--- BEGIN Data section ---

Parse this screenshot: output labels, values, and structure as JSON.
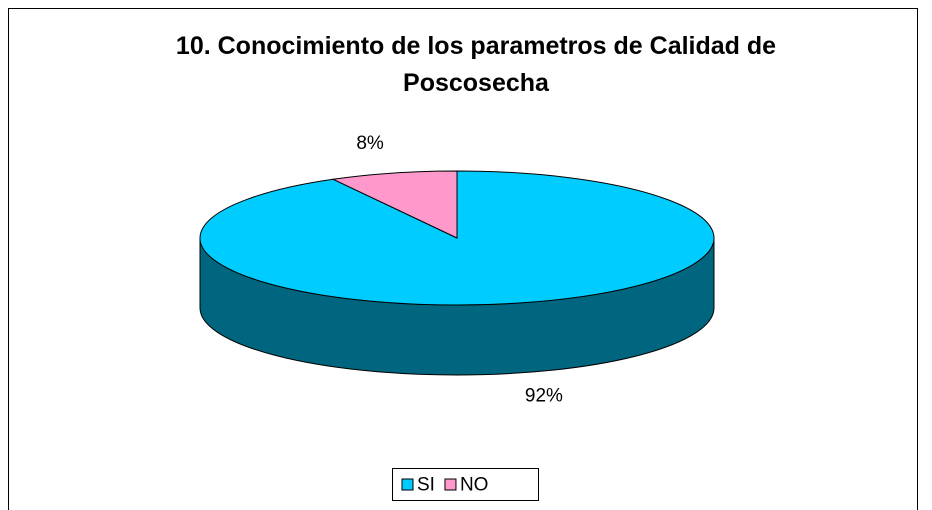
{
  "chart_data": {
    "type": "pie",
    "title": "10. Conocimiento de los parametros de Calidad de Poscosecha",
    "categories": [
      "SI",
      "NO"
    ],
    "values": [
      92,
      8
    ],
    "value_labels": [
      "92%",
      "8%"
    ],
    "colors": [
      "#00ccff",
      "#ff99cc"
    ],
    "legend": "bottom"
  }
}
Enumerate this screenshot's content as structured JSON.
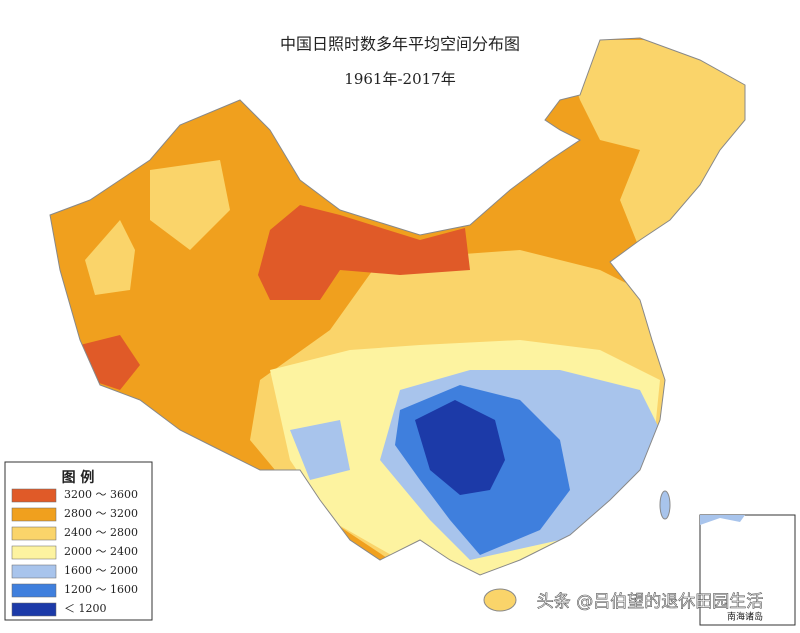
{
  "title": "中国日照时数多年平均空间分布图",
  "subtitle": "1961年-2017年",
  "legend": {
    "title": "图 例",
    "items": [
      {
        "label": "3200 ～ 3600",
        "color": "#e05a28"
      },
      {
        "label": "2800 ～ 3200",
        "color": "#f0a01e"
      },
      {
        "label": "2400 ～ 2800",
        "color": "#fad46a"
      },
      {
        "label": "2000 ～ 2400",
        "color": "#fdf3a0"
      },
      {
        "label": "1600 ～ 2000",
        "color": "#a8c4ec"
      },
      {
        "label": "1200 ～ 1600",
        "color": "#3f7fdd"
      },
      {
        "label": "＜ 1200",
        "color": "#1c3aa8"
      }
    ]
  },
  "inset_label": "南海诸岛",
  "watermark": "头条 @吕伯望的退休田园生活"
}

--- END Data section ---

What is needed. Nothing but the lines from the line containing "Enumerate this screenshot's" through the last line of the records above is to be extracted, exactly and with no pictures.

Answer below.
Enumerate this screenshot's content as structured JSON.
{
  "title": "中国日照时数多年平均空间分布图",
  "subtitle": "1961年-2017年",
  "legend": {
    "title": "图 例",
    "items": [
      {
        "label": "3200 ～ 3600",
        "color": "#e05a28"
      },
      {
        "label": "2800 ～ 3200",
        "color": "#f0a01e"
      },
      {
        "label": "2400 ～ 2800",
        "color": "#fad46a"
      },
      {
        "label": "2000 ～ 2400",
        "color": "#fdf3a0"
      },
      {
        "label": "1600 ～ 2000",
        "color": "#a8c4ec"
      },
      {
        "label": "1200 ～ 1600",
        "color": "#3f7fdd"
      },
      {
        "label": "＜ 1200",
        "color": "#1c3aa8"
      }
    ]
  },
  "inset_label": "南海诸岛",
  "watermark": "头条 @吕伯望的退休田园生活"
}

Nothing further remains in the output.